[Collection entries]

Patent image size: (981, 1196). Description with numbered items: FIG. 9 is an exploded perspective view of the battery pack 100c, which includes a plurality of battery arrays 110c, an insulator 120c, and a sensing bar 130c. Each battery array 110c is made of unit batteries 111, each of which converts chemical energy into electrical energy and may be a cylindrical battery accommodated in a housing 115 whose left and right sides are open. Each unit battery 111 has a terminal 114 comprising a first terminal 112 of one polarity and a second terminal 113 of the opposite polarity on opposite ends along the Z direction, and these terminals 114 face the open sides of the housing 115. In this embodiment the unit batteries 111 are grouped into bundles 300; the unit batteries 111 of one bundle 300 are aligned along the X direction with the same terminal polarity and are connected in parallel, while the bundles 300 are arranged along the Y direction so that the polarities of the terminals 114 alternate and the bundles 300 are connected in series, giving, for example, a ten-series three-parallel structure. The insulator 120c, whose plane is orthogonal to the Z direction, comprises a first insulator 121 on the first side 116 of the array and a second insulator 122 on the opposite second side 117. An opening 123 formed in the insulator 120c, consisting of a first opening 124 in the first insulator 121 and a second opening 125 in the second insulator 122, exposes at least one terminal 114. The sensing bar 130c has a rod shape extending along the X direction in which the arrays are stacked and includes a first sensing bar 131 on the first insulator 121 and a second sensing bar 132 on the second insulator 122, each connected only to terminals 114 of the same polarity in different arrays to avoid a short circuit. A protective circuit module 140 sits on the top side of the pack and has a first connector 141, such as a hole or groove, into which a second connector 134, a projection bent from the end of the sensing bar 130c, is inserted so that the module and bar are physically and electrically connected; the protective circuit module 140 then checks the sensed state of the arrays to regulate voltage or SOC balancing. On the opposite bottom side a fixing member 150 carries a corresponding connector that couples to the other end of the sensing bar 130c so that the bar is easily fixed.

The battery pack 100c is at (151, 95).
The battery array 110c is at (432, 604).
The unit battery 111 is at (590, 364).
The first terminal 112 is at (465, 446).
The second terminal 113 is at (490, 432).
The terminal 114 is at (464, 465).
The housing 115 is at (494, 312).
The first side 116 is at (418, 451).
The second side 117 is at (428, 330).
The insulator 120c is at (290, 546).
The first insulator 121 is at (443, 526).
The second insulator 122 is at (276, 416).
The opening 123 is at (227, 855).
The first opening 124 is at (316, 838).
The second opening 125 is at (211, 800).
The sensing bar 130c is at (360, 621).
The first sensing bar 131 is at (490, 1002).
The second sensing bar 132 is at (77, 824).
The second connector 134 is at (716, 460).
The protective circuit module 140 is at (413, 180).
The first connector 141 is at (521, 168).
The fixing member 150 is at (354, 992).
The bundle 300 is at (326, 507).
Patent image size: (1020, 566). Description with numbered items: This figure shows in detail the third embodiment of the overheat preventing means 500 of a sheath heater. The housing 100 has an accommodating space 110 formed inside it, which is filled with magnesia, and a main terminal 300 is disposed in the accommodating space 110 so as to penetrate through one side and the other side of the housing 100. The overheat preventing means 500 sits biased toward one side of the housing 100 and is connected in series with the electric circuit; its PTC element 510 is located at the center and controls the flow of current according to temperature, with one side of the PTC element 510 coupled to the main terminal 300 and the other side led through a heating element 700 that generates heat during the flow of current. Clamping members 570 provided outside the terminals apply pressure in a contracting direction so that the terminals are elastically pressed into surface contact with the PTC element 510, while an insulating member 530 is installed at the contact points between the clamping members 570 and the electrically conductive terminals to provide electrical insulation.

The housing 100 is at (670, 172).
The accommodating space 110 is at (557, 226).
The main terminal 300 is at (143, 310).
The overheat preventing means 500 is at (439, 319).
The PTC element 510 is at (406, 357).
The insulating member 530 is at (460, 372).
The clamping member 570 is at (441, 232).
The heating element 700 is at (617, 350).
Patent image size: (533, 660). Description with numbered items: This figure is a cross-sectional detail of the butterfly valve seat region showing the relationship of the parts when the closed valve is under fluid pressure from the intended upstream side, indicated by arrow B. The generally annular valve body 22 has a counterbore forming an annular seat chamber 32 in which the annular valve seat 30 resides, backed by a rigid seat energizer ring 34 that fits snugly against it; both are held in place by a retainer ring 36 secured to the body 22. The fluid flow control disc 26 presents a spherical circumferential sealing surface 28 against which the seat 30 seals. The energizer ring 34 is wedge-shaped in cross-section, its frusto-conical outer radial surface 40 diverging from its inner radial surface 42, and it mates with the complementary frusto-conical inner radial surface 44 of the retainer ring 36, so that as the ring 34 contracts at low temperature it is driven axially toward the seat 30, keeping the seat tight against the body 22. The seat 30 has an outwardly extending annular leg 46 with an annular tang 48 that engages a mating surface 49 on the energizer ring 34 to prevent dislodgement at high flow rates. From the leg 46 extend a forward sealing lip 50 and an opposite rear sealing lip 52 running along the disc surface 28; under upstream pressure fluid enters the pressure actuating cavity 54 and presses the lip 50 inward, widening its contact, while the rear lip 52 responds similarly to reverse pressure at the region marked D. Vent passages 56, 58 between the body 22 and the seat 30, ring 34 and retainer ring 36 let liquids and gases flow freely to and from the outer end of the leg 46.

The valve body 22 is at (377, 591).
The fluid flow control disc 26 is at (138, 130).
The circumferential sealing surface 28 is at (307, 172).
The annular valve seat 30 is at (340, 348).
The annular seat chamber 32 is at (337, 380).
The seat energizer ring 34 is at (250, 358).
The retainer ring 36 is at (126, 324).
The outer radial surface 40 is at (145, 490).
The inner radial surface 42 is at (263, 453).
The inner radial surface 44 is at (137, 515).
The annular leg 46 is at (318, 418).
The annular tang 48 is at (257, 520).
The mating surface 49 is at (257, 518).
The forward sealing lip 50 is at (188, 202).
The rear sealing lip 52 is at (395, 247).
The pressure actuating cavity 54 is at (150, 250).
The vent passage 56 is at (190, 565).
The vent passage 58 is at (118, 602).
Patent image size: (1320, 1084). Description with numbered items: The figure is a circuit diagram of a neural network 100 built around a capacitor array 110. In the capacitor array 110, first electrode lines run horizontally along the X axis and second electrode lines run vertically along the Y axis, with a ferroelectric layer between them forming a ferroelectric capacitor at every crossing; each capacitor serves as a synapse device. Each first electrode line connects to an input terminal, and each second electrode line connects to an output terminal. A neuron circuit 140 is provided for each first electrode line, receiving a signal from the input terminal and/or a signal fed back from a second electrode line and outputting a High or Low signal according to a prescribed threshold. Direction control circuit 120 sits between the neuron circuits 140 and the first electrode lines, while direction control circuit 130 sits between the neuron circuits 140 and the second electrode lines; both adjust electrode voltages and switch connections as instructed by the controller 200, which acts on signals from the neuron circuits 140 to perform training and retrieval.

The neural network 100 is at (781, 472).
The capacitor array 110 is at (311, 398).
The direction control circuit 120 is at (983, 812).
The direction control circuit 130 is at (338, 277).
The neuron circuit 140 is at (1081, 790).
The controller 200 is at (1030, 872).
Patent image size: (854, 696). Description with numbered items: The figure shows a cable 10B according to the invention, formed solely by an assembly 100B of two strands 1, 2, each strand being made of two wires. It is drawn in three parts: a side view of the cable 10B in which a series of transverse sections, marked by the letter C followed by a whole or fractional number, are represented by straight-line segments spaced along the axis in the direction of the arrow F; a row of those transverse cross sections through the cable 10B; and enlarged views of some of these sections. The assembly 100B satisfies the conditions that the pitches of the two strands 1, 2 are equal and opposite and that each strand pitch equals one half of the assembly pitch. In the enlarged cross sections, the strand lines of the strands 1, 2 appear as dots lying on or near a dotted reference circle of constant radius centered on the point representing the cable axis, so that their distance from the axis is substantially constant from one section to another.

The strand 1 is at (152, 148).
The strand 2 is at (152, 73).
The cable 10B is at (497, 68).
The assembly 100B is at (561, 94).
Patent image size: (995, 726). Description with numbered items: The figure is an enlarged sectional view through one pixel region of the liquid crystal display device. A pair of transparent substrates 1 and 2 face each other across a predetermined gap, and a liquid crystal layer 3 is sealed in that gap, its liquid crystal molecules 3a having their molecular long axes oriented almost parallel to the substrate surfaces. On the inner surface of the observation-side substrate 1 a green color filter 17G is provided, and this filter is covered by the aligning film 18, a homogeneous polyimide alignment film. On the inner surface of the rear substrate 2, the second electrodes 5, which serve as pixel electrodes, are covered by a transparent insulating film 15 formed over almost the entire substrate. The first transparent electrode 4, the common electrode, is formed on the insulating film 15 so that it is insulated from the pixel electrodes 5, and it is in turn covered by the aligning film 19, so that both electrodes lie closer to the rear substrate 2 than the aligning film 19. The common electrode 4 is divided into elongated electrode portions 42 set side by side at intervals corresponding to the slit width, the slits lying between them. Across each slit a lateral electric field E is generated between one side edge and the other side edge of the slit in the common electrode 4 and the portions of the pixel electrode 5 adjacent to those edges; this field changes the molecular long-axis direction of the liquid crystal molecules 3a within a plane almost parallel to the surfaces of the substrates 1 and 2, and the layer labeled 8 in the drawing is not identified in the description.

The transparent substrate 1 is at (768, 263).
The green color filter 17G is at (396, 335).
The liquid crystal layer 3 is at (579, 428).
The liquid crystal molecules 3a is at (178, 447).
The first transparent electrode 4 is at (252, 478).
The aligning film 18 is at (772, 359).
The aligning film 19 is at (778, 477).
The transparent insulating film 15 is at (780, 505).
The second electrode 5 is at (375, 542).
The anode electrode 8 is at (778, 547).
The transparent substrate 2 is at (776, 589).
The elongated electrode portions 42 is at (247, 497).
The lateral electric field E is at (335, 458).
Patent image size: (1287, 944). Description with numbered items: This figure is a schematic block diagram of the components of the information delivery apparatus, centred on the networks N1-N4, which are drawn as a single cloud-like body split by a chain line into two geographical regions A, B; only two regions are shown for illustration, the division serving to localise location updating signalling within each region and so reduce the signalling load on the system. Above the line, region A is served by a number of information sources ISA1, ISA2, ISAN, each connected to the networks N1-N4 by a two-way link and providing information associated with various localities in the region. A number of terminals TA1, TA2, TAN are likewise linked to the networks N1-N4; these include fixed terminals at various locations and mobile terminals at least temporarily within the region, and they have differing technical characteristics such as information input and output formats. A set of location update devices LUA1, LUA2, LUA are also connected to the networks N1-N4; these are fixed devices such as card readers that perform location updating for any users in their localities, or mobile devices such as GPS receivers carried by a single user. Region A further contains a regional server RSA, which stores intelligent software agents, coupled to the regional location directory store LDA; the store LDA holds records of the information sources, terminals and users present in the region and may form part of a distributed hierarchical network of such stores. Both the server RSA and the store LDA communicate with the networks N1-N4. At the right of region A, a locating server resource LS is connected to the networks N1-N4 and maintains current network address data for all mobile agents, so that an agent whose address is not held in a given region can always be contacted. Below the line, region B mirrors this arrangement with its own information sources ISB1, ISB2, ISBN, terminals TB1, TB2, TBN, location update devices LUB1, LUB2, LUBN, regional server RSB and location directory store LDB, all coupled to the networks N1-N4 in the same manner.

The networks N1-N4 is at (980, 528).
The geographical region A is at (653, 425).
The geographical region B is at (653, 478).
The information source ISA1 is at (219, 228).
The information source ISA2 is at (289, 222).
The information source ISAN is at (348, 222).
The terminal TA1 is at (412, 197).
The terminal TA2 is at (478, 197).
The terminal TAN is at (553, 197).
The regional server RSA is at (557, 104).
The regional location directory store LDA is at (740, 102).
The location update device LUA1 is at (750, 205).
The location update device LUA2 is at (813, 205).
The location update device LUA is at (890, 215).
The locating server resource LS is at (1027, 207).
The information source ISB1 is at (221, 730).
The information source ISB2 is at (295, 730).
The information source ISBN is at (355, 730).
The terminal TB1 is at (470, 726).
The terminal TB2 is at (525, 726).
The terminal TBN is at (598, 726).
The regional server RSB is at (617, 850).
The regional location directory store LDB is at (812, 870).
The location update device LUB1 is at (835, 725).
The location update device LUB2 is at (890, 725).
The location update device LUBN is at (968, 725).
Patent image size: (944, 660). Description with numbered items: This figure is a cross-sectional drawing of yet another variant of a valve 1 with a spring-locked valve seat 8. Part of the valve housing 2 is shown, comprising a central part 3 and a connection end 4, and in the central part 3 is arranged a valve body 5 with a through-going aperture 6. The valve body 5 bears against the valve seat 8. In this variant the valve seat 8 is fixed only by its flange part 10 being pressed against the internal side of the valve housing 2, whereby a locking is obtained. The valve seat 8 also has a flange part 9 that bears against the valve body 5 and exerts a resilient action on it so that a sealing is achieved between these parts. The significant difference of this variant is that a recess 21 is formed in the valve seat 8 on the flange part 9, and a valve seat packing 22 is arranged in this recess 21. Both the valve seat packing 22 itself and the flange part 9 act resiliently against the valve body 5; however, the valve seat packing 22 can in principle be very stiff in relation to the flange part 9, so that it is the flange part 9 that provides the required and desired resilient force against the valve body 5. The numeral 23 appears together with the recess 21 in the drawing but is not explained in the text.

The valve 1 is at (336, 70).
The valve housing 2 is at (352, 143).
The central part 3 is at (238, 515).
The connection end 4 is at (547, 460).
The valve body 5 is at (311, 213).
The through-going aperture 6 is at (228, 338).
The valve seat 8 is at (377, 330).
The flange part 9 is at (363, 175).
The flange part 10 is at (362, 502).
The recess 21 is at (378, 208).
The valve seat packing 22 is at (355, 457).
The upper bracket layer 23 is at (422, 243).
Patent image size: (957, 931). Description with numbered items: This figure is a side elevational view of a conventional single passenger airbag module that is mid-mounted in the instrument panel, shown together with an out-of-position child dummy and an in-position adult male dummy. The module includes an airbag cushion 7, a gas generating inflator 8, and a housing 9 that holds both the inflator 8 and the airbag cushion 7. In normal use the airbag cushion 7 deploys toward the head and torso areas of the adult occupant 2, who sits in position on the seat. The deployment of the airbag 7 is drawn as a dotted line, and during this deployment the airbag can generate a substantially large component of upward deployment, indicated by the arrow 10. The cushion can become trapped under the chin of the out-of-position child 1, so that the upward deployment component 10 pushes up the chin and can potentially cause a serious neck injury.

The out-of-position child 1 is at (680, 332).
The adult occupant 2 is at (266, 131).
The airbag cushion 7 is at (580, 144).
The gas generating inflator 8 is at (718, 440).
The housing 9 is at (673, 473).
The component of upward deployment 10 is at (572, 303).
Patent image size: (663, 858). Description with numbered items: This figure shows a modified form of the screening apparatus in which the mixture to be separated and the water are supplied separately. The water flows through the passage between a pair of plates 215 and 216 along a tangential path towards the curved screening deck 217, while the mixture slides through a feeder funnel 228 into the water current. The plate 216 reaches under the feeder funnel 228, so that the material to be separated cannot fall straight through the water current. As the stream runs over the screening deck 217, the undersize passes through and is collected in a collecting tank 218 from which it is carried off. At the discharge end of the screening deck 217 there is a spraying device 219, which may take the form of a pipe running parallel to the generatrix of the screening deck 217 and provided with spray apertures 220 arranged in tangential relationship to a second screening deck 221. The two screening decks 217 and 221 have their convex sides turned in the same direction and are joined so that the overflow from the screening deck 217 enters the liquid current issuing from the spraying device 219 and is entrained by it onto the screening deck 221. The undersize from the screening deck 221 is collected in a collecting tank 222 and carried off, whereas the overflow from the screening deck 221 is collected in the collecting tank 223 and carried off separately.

**EXERCISE DETAILS**
Rewrite the items from the line containing "Patent image size: (854, 696)." through the line containing "The assembly 100B is at (561, 94).", putting "filaments" in place of "wires" and changing nothing else.

**PROBLEM SOLUTION**
Patent image size: (854, 696). Description with numbered items: The figure shows a cable 10B according to the invention, formed solely by an assembly 100B of two strands 1, 2, each strand being made of two filaments. It is drawn in three parts: a side view of the cable 10B in which a series of transverse sections, marked by the letter C followed by a whole or fractional number, are represented by straight-line segments spaced along the axis in the direction of the arrow F; a row of those transverse cross sections through the cable 10B; and enlarged views of some of these sections. The assembly 100B satisfies the conditions that the pitches of the two strands 1, 2 are equal and opposite and that each strand pitch equals one half of the assembly pitch. In the enlarged cross sections, the strand lines of the strands 1, 2 appear as dots lying on or near a dotted reference circle of constant radius centered on the point representing the cable axis, so that their distance from the axis is substantially constant from one section to another.

The strand 1 is at (152, 148).
The strand 2 is at (152, 73).
The cable 10B is at (497, 68).
The assembly 100B is at (561, 94).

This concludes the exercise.